GOAL » Each record below should appear again exactly as written.

RECORD LIST »
>>>>>

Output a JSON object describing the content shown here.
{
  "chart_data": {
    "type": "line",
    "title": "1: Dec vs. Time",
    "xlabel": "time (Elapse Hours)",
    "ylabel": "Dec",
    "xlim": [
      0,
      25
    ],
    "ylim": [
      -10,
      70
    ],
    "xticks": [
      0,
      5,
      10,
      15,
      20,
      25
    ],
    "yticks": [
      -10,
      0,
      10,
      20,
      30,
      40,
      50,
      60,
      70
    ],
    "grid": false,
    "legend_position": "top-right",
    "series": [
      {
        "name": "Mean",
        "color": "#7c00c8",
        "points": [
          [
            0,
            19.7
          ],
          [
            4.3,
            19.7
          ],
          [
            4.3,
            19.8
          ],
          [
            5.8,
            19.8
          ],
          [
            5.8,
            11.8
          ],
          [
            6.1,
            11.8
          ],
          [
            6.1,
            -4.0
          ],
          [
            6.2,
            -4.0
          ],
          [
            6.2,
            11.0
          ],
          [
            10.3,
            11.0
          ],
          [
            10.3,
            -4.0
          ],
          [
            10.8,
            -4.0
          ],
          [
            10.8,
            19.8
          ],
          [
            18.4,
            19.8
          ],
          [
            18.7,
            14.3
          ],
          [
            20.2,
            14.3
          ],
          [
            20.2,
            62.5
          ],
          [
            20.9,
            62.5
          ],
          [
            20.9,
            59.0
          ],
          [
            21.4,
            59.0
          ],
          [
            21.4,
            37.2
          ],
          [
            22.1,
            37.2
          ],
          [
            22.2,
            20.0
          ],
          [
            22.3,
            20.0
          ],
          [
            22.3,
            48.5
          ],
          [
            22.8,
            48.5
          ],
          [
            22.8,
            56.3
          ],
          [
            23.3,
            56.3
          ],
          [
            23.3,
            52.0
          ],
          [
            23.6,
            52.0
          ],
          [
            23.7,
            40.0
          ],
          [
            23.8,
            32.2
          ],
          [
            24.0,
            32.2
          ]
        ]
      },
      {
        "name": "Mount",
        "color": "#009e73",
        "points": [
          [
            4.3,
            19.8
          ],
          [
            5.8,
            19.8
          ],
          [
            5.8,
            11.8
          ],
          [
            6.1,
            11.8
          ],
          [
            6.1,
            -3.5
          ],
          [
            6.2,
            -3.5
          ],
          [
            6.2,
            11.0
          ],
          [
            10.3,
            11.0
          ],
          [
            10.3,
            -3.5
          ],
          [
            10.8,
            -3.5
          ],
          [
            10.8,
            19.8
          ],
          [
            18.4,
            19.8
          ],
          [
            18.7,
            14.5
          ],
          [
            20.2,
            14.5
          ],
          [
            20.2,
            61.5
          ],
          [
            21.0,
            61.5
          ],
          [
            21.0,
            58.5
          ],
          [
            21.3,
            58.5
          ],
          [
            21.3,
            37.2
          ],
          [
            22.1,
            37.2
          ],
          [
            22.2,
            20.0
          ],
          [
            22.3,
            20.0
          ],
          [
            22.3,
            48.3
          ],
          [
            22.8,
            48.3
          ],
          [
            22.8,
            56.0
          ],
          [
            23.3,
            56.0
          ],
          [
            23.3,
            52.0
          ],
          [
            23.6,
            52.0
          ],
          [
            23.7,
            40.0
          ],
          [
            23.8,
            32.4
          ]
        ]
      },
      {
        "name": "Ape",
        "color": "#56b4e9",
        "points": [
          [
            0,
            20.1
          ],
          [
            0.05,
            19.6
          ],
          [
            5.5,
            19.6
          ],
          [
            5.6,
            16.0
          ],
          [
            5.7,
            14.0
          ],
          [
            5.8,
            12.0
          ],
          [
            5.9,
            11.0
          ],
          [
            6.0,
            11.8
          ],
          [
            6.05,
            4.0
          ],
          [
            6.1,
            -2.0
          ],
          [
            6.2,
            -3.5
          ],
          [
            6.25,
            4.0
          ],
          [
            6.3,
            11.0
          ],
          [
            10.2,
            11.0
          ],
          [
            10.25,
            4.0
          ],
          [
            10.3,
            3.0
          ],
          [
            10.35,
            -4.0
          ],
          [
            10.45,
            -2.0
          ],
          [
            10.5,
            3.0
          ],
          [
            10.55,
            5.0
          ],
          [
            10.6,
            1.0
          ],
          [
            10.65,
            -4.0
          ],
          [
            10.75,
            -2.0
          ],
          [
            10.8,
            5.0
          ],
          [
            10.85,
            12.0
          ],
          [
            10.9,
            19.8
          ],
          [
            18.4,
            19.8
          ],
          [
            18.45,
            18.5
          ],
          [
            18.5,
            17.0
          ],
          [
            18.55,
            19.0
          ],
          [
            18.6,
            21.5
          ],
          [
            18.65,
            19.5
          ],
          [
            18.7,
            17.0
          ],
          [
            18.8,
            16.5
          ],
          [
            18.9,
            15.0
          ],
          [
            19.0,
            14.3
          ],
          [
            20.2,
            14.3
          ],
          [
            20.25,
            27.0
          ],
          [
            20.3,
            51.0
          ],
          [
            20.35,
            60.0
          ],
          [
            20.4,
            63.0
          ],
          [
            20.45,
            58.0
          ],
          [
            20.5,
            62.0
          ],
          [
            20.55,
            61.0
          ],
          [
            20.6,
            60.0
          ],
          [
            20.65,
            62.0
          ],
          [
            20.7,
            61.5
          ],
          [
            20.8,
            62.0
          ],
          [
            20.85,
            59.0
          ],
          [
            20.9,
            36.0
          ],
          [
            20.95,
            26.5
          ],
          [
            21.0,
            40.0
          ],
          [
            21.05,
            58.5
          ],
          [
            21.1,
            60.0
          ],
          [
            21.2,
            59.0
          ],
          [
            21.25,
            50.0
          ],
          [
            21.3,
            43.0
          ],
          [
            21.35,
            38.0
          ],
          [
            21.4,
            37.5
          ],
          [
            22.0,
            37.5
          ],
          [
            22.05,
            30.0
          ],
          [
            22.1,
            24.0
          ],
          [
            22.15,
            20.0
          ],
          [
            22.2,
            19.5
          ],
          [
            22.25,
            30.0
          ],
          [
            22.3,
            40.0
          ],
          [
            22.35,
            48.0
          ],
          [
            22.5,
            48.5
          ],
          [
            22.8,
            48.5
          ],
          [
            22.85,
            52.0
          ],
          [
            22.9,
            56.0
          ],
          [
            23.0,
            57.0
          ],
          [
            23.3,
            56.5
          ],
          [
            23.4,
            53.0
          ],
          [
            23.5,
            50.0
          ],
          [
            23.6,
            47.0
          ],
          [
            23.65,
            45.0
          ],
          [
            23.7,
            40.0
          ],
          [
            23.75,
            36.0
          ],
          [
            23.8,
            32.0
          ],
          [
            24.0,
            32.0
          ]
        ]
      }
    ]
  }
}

<<<<<

ANSWER FOR THIS EXERCISE »
Output a JSON object describing the content shown here.
{
  "chart_data": {
    "type": "line",
    "title": "1: Dec vs. Time",
    "xlabel": "time (Elapse Hours)",
    "ylabel": "Dec",
    "xlim": [
      0,
      25
    ],
    "ylim": [
      -10,
      70
    ],
    "xticks": [
      0,
      5,
      10,
      15,
      20,
      25
    ],
    "yticks": [
      -10,
      0,
      10,
      20,
      30,
      40,
      50,
      60,
      70
    ],
    "grid": false,
    "legend_position": "top-right",
    "series": [
      {
        "name": "Mean",
        "color": "#7c00c8",
        "points": [
          [
            0,
            19.7
          ],
          [
            4.3,
            19.7
          ],
          [
            4.3,
            19.8
          ],
          [
            5.8,
            19.8
          ],
          [
            5.8,
            11.8
          ],
          [
            6.1,
            11.8
          ],
          [
            6.1,
            -4.0
          ],
          [
            6.2,
            -4.0
          ],
          [
            6.2,
            11.0
          ],
          [
            10.3,
            11.0
          ],
          [
            10.3,
            -4.0
          ],
          [
            10.8,
            -4.0
          ],
          [
            10.8,
            19.8
          ],
          [
            18.4,
            19.8
          ],
          [
            18.7,
            14.3
          ],
          [
            20.2,
            14.3
          ],
          [
            20.2,
            62.5
          ],
          [
            20.9,
            62.5
          ],
          [
            20.9,
            59.0
          ],
          [
            21.4,
            59.0
          ],
          [
            21.4,
            37.2
          ],
          [
            22.1,
            37.2
          ],
          [
            22.2,
            20.0
          ],
          [
            22.3,
            20.0
          ],
          [
            22.3,
            48.5
          ],
          [
            22.8,
            48.5
          ],
          [
            22.8,
            56.3
          ],
          [
            23.3,
            56.3
          ],
          [
            23.3,
            52.0
          ],
          [
            23.6,
            52.0
          ],
          [
            23.7,
            40.0
          ],
          [
            23.8,
            32.2
          ],
          [
            24.0,
            32.2
          ]
        ]
      },
      {
        "name": "Mount",
        "color": "#009e73",
        "points": [
          [
            4.3,
            19.8
          ],
          [
            5.8,
            19.8
          ],
          [
            5.8,
            11.8
          ],
          [
            6.1,
            11.8
          ],
          [
            6.1,
            -3.5
          ],
          [
            6.2,
            -3.5
          ],
          [
            6.2,
            11.0
          ],
          [
            10.3,
            11.0
          ],
          [
            10.3,
            -3.5
          ],
          [
            10.8,
            -3.5
          ],
          [
            10.8,
            19.8
          ],
          [
            18.4,
            19.8
          ],
          [
            18.7,
            14.5
          ],
          [
            20.2,
            14.5
          ],
          [
            20.2,
            61.5
          ],
          [
            21.0,
            61.5
          ],
          [
            21.0,
            58.5
          ],
          [
            21.3,
            58.5
          ],
          [
            21.3,
            37.2
          ],
          [
            22.1,
            37.2
          ],
          [
            22.2,
            20.0
          ],
          [
            22.3,
            20.0
          ],
          [
            22.3,
            48.3
          ],
          [
            22.8,
            48.3
          ],
          [
            22.8,
            56.0
          ],
          [
            23.3,
            56.0
          ],
          [
            23.3,
            52.0
          ],
          [
            23.6,
            52.0
          ],
          [
            23.7,
            40.0
          ],
          [
            23.8,
            32.4
          ]
        ]
      },
      {
        "name": "Ape",
        "color": "#56b4e9",
        "points": [
          [
            0,
            20.1
          ],
          [
            0.05,
            19.6
          ],
          [
            5.5,
            19.6
          ],
          [
            5.6,
            16.0
          ],
          [
            5.7,
            14.0
          ],
          [
            5.8,
            12.0
          ],
          [
            5.9,
            11.0
          ],
          [
            6.0,
            11.8
          ],
          [
            6.05,
            4.0
          ],
          [
            6.1,
            -2.0
          ],
          [
            6.2,
            -3.5
          ],
          [
            6.25,
            4.0
          ],
          [
            6.3,
            11.0
          ],
          [
            10.2,
            11.0
          ],
          [
            10.25,
            4.0
          ],
          [
            10.3,
            3.0
          ],
          [
            10.35,
            -4.0
          ],
          [
            10.45,
            -2.0
          ],
          [
            10.5,
            3.0
          ],
          [
            10.55,
            5.0
          ],
          [
            10.6,
            1.0
          ],
          [
            10.65,
            -4.0
          ],
          [
            10.75,
            -2.0
          ],
          [
            10.8,
            5.0
          ],
          [
            10.85,
            12.0
          ],
          [
            10.9,
            19.8
          ],
          [
            18.4,
            19.8
          ],
          [
            18.45,
            18.5
          ],
          [
            18.5,
            17.0
          ],
          [
            18.55,
            19.0
          ],
          [
            18.6,
            21.5
          ],
          [
            18.65,
            19.5
          ],
          [
            18.7,
            17.0
          ],
          [
            18.8,
            16.5
          ],
          [
            18.9,
            15.0
          ],
          [
            19.0,
            14.3
          ],
          [
            20.2,
            14.3
          ],
          [
            20.25,
            27.0
          ],
          [
            20.3,
            51.0
          ],
          [
            20.35,
            60.0
          ],
          [
            20.4,
            63.0
          ],
          [
            20.45,
            58.0
          ],
          [
            20.5,
            62.0
          ],
          [
            20.55,
            61.0
          ],
          [
            20.6,
            60.0
          ],
          [
            20.65,
            62.0
          ],
          [
            20.7,
            61.5
          ],
          [
            20.8,
            62.0
          ],
          [
            20.85,
            59.0
          ],
          [
            20.9,
            36.0
          ],
          [
            20.95,
            26.5
          ],
          [
            21.0,
            40.0
          ],
          [
            21.05,
            58.5
          ],
          [
            21.1,
            60.0
          ],
          [
            21.2,
            59.0
          ],
          [
            21.25,
            50.0
          ],
          [
            21.3,
            43.0
          ],
          [
            21.35,
            38.0
          ],
          [
            21.4,
            37.5
          ],
          [
            22.0,
            37.5
          ],
          [
            22.05,
            30.0
          ],
          [
            22.1,
            24.0
          ],
          [
            22.15,
            20.0
          ],
          [
            22.2,
            19.5
          ],
          [
            22.25,
            30.0
          ],
          [
            22.3,
            40.0
          ],
          [
            22.35,
            48.0
          ],
          [
            22.5,
            48.5
          ],
          [
            22.8,
            48.5
          ],
          [
            22.85,
            52.0
          ],
          [
            22.9,
            56.0
          ],
          [
            23.0,
            57.0
          ],
          [
            23.3,
            56.5
          ],
          [
            23.4,
            53.0
          ],
          [
            23.5,
            50.0
          ],
          [
            23.6,
            47.0
          ],
          [
            23.65,
            45.0
          ],
          [
            23.7,
            40.0
          ],
          [
            23.75,
            36.0
          ],
          [
            23.8,
            32.0
          ],
          [
            24.0,
            32.0
          ]
        ]
      }
    ]
  }
}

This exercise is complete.